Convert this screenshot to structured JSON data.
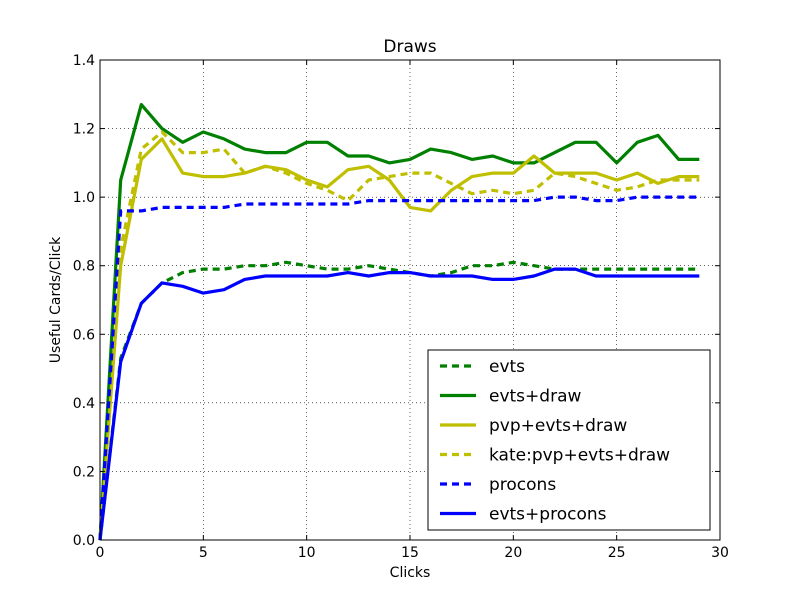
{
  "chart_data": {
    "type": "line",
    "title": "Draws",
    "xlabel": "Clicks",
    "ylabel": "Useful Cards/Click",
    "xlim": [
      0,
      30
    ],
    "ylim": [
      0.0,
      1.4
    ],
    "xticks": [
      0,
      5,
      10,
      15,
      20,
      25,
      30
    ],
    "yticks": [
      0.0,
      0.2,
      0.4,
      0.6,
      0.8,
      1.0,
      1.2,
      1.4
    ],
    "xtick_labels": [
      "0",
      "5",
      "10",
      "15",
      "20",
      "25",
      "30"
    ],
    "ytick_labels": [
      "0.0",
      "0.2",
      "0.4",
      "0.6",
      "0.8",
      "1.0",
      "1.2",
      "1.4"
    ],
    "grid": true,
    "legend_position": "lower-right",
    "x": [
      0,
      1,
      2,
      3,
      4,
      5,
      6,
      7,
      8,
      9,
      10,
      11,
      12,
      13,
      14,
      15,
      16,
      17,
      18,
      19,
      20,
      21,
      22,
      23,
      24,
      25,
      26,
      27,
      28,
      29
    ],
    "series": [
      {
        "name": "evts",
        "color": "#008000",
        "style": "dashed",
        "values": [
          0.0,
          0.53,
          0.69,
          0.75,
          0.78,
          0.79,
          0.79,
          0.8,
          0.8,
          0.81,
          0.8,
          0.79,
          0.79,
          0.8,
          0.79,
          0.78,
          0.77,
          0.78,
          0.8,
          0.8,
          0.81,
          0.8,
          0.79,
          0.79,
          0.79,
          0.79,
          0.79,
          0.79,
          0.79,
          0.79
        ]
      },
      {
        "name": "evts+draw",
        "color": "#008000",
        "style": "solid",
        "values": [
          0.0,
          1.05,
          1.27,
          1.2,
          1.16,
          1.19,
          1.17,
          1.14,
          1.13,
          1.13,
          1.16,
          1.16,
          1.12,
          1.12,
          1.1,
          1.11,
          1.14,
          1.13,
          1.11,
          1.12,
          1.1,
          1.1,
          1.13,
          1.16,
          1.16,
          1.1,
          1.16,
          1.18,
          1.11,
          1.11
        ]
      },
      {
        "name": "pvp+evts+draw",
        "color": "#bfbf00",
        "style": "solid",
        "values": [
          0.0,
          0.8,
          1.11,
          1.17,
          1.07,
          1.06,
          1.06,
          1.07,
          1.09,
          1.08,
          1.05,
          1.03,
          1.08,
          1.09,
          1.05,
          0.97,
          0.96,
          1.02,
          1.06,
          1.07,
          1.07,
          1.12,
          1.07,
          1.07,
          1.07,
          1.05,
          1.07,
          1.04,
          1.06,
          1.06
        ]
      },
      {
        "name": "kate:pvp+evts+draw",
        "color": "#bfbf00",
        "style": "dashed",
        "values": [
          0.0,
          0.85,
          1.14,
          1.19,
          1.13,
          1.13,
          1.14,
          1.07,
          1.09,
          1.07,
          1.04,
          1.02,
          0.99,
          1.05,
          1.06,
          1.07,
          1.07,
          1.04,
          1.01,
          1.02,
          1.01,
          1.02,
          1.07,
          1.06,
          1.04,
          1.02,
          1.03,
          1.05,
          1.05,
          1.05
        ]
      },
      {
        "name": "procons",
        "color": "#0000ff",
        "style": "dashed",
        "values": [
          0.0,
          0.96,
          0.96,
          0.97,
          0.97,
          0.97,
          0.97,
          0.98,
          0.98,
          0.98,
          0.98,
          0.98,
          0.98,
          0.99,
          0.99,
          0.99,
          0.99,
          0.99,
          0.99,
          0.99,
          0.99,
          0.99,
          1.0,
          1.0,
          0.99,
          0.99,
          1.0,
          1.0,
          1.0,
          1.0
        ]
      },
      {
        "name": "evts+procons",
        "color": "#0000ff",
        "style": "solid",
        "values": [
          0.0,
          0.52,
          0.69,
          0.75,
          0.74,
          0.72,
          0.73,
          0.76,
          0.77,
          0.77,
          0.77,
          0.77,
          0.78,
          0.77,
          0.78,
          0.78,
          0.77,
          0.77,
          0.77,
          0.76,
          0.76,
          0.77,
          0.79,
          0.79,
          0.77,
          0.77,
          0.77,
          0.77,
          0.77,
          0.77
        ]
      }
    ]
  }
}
◆ ◆ ◆ ◆ ◆
**WORK TO COMPLETE**
Restate the entire listing word for word, excluding pictures.

**SOLUTION FOR THIS PROBLEM**
Convert this screenshot to structured JSON data.
{
  "chart_data": {
    "type": "line",
    "title": "Draws",
    "xlabel": "Clicks",
    "ylabel": "Useful Cards/Click",
    "xlim": [
      0,
      30
    ],
    "ylim": [
      0.0,
      1.4
    ],
    "xticks": [
      0,
      5,
      10,
      15,
      20,
      25,
      30
    ],
    "yticks": [
      0.0,
      0.2,
      0.4,
      0.6,
      0.8,
      1.0,
      1.2,
      1.4
    ],
    "xtick_labels": [
      "0",
      "5",
      "10",
      "15",
      "20",
      "25",
      "30"
    ],
    "ytick_labels": [
      "0.0",
      "0.2",
      "0.4",
      "0.6",
      "0.8",
      "1.0",
      "1.2",
      "1.4"
    ],
    "grid": true,
    "legend_position": "lower-right",
    "x": [
      0,
      1,
      2,
      3,
      4,
      5,
      6,
      7,
      8,
      9,
      10,
      11,
      12,
      13,
      14,
      15,
      16,
      17,
      18,
      19,
      20,
      21,
      22,
      23,
      24,
      25,
      26,
      27,
      28,
      29
    ],
    "series": [
      {
        "name": "evts",
        "color": "#008000",
        "style": "dashed",
        "values": [
          0.0,
          0.53,
          0.69,
          0.75,
          0.78,
          0.79,
          0.79,
          0.8,
          0.8,
          0.81,
          0.8,
          0.79,
          0.79,
          0.8,
          0.79,
          0.78,
          0.77,
          0.78,
          0.8,
          0.8,
          0.81,
          0.8,
          0.79,
          0.79,
          0.79,
          0.79,
          0.79,
          0.79,
          0.79,
          0.79
        ]
      },
      {
        "name": "evts+draw",
        "color": "#008000",
        "style": "solid",
        "values": [
          0.0,
          1.05,
          1.27,
          1.2,
          1.16,
          1.19,
          1.17,
          1.14,
          1.13,
          1.13,
          1.16,
          1.16,
          1.12,
          1.12,
          1.1,
          1.11,
          1.14,
          1.13,
          1.11,
          1.12,
          1.1,
          1.1,
          1.13,
          1.16,
          1.16,
          1.1,
          1.16,
          1.18,
          1.11,
          1.11
        ]
      },
      {
        "name": "pvp+evts+draw",
        "color": "#bfbf00",
        "style": "solid",
        "values": [
          0.0,
          0.8,
          1.11,
          1.17,
          1.07,
          1.06,
          1.06,
          1.07,
          1.09,
          1.08,
          1.05,
          1.03,
          1.08,
          1.09,
          1.05,
          0.97,
          0.96,
          1.02,
          1.06,
          1.07,
          1.07,
          1.12,
          1.07,
          1.07,
          1.07,
          1.05,
          1.07,
          1.04,
          1.06,
          1.06
        ]
      },
      {
        "name": "kate:pvp+evts+draw",
        "color": "#bfbf00",
        "style": "dashed",
        "values": [
          0.0,
          0.85,
          1.14,
          1.19,
          1.13,
          1.13,
          1.14,
          1.07,
          1.09,
          1.07,
          1.04,
          1.02,
          0.99,
          1.05,
          1.06,
          1.07,
          1.07,
          1.04,
          1.01,
          1.02,
          1.01,
          1.02,
          1.07,
          1.06,
          1.04,
          1.02,
          1.03,
          1.05,
          1.05,
          1.05
        ]
      },
      {
        "name": "procons",
        "color": "#0000ff",
        "style": "dashed",
        "values": [
          0.0,
          0.96,
          0.96,
          0.97,
          0.97,
          0.97,
          0.97,
          0.98,
          0.98,
          0.98,
          0.98,
          0.98,
          0.98,
          0.99,
          0.99,
          0.99,
          0.99,
          0.99,
          0.99,
          0.99,
          0.99,
          0.99,
          1.0,
          1.0,
          0.99,
          0.99,
          1.0,
          1.0,
          1.0,
          1.0
        ]
      },
      {
        "name": "evts+procons",
        "color": "#0000ff",
        "style": "solid",
        "values": [
          0.0,
          0.52,
          0.69,
          0.75,
          0.74,
          0.72,
          0.73,
          0.76,
          0.77,
          0.77,
          0.77,
          0.77,
          0.78,
          0.77,
          0.78,
          0.78,
          0.77,
          0.77,
          0.77,
          0.76,
          0.76,
          0.77,
          0.79,
          0.79,
          0.77,
          0.77,
          0.77,
          0.77,
          0.77,
          0.77
        ]
      }
    ]
  }
}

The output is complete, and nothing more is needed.